» Working data:
** Start **

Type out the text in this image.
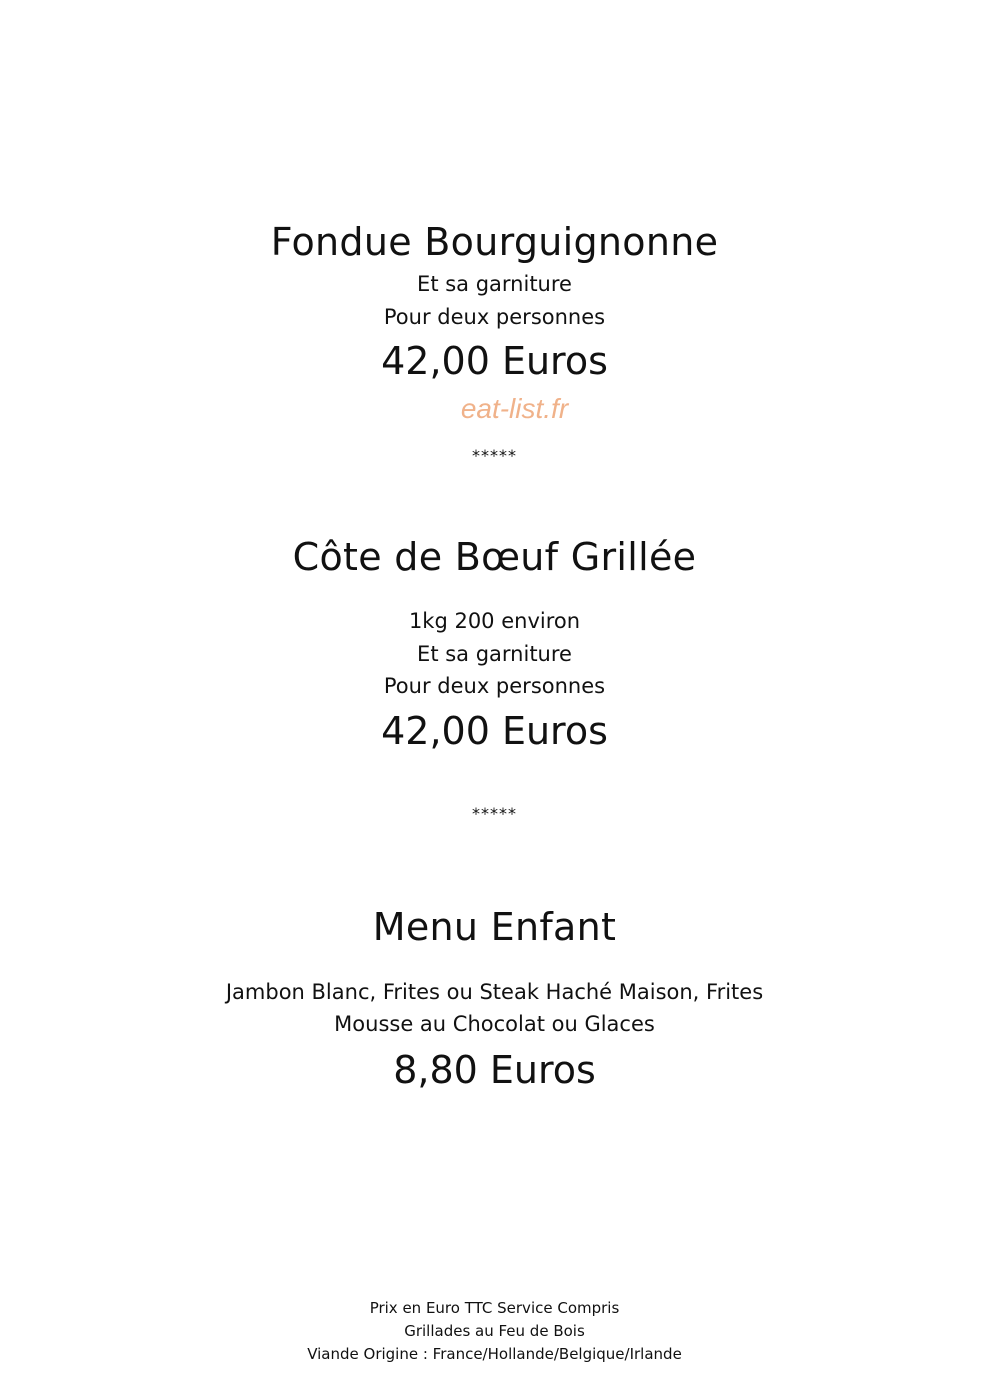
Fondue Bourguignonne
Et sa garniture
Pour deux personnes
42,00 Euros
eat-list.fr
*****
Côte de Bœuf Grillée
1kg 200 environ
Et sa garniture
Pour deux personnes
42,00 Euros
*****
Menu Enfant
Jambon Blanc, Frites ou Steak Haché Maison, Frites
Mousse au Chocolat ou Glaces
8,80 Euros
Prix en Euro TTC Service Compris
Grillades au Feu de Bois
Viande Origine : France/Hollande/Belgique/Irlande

** End **
** Start **

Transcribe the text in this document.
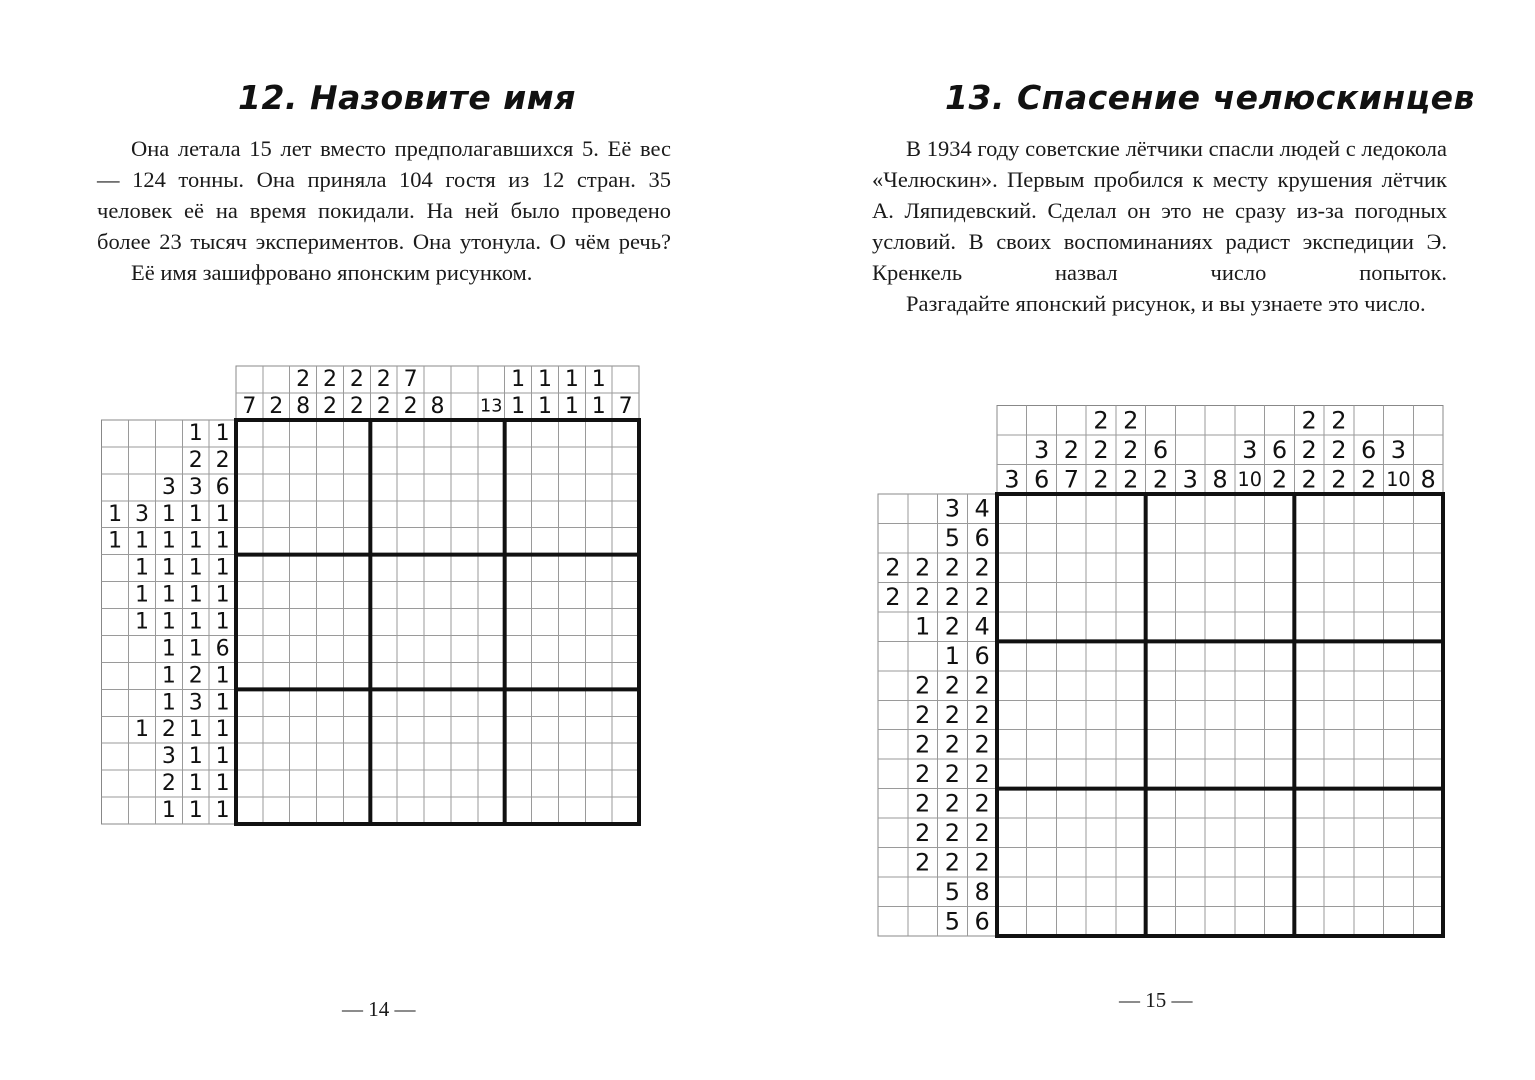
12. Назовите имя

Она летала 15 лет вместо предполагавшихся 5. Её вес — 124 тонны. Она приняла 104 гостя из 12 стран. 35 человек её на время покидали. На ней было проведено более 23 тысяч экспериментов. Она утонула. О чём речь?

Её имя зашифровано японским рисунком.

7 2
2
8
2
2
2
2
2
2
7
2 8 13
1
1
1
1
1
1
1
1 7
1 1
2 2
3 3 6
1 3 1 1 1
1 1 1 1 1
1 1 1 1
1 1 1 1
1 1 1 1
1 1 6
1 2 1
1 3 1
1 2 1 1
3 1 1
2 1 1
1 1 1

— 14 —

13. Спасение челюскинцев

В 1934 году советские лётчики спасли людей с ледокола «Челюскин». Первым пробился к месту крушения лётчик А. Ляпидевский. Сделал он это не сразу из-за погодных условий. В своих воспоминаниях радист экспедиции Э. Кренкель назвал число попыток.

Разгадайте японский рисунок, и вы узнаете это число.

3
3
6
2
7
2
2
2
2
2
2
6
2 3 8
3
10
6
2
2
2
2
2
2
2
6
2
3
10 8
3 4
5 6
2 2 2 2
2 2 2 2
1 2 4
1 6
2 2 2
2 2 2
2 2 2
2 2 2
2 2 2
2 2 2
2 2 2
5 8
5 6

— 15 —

** End **
** Start **

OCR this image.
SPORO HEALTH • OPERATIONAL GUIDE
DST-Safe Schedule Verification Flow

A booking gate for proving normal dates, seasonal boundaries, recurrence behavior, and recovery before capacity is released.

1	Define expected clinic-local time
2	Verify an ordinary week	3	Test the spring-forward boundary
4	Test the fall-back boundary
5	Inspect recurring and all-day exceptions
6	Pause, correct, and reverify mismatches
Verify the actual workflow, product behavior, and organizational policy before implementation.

** End **

» Task instructions: Go through the preceding material and copy each line that has the word "Test".

» Expected answer:
2	Verify an ordinary week	3	Test the spring-forward boundary
4	Test the fall-back boundary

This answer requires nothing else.